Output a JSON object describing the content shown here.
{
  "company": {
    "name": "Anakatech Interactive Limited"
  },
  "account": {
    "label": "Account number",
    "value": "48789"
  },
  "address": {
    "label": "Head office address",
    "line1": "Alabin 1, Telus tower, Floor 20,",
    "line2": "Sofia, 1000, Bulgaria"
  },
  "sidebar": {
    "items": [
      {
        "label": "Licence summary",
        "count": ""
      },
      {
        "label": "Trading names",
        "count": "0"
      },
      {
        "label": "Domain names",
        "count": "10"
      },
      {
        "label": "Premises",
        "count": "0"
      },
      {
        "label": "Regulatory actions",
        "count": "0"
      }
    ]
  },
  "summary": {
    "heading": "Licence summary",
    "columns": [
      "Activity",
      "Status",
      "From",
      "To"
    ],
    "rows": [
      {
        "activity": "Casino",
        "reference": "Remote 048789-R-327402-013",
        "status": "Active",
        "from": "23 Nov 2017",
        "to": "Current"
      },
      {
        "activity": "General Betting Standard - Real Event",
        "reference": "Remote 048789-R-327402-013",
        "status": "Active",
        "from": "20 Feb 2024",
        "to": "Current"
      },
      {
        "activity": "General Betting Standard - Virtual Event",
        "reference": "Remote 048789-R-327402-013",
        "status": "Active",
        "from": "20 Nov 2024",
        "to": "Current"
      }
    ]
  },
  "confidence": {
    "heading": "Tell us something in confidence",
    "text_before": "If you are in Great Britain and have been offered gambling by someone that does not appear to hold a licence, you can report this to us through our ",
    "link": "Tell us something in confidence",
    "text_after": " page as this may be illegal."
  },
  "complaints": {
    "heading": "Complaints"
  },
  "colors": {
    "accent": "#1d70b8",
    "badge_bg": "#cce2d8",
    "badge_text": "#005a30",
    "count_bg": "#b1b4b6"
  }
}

○ ○ ○ ○

*WHAT IS NEEDED:*
Only lines with the word "something" are wanted, so copy each one from the records.

*SOLUTION TO THIS TASK:*
    "heading": "Tell us something in confidence",
    "link": "Tell us something in confidence",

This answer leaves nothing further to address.